Stored records
START
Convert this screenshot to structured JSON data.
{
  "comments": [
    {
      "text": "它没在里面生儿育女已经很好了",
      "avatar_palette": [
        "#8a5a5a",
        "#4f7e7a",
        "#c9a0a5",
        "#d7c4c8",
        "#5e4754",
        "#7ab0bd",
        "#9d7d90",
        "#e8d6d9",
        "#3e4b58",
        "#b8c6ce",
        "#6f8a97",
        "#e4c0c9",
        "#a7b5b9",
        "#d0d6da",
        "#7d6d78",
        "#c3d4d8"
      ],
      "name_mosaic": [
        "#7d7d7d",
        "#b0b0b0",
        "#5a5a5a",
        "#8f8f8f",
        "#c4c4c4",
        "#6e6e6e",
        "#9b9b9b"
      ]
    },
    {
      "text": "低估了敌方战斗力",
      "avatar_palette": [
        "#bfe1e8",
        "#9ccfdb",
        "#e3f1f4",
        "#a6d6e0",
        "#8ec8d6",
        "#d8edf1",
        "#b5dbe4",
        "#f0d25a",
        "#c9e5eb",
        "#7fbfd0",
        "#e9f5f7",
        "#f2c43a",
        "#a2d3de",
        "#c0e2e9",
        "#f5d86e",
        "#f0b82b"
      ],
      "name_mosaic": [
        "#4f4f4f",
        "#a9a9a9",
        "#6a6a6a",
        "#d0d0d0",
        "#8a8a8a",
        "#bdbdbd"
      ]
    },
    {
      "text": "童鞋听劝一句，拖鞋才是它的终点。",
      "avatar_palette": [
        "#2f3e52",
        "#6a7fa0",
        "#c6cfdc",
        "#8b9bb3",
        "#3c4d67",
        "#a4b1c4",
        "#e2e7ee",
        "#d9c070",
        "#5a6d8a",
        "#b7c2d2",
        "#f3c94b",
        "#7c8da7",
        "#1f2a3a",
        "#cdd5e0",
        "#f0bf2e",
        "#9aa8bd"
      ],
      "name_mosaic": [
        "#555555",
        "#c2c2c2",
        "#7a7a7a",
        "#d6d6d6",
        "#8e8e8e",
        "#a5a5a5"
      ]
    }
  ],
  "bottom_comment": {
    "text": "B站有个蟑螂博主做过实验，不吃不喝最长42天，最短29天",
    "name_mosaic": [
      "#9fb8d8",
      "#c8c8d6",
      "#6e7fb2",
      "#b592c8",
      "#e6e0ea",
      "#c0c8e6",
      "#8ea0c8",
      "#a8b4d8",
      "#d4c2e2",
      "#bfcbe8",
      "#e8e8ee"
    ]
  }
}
END
Extract the complete listing above, reproducing each line exactly.

Convert this screenshot to structured JSON data.
{
  "comments": [
    {
      "text": "它没在里面生儿育女已经很好了",
      "avatar_palette": [
        "#8a5a5a",
        "#4f7e7a",
        "#c9a0a5",
        "#d7c4c8",
        "#5e4754",
        "#7ab0bd",
        "#9d7d90",
        "#e8d6d9",
        "#3e4b58",
        "#b8c6ce",
        "#6f8a97",
        "#e4c0c9",
        "#a7b5b9",
        "#d0d6da",
        "#7d6d78",
        "#c3d4d8"
      ],
      "name_mosaic": [
        "#7d7d7d",
        "#b0b0b0",
        "#5a5a5a",
        "#8f8f8f",
        "#c4c4c4",
        "#6e6e6e",
        "#9b9b9b"
      ]
    },
    {
      "text": "低估了敌方战斗力",
      "avatar_palette": [
        "#bfe1e8",
        "#9ccfdb",
        "#e3f1f4",
        "#a6d6e0",
        "#8ec8d6",
        "#d8edf1",
        "#b5dbe4",
        "#f0d25a",
        "#c9e5eb",
        "#7fbfd0",
        "#e9f5f7",
        "#f2c43a",
        "#a2d3de",
        "#c0e2e9",
        "#f5d86e",
        "#f0b82b"
      ],
      "name_mosaic": [
        "#4f4f4f",
        "#a9a9a9",
        "#6a6a6a",
        "#d0d0d0",
        "#8a8a8a",
        "#bdbdbd"
      ]
    },
    {
      "text": "童鞋听劝一句，拖鞋才是它的终点。",
      "avatar_palette": [
        "#2f3e52",
        "#6a7fa0",
        "#c6cfdc",
        "#8b9bb3",
        "#3c4d67",
        "#a4b1c4",
        "#e2e7ee",
        "#d9c070",
        "#5a6d8a",
        "#b7c2d2",
        "#f3c94b",
        "#7c8da7",
        "#1f2a3a",
        "#cdd5e0",
        "#f0bf2e",
        "#9aa8bd"
      ],
      "name_mosaic": [
        "#555555",
        "#c2c2c2",
        "#7a7a7a",
        "#d6d6d6",
        "#8e8e8e",
        "#a5a5a5"
      ]
    }
  ],
  "bottom_comment": {
    "text": "B站有个蟑螂博主做过实验，不吃不喝最长42天，最短29天",
    "name_mosaic": [
      "#9fb8d8",
      "#c8c8d6",
      "#6e7fb2",
      "#b592c8",
      "#e6e0ea",
      "#c0c8e6",
      "#8ea0c8",
      "#a8b4d8",
      "#d4c2e2",
      "#bfcbe8",
      "#e8e8ee"
    ]
  }
}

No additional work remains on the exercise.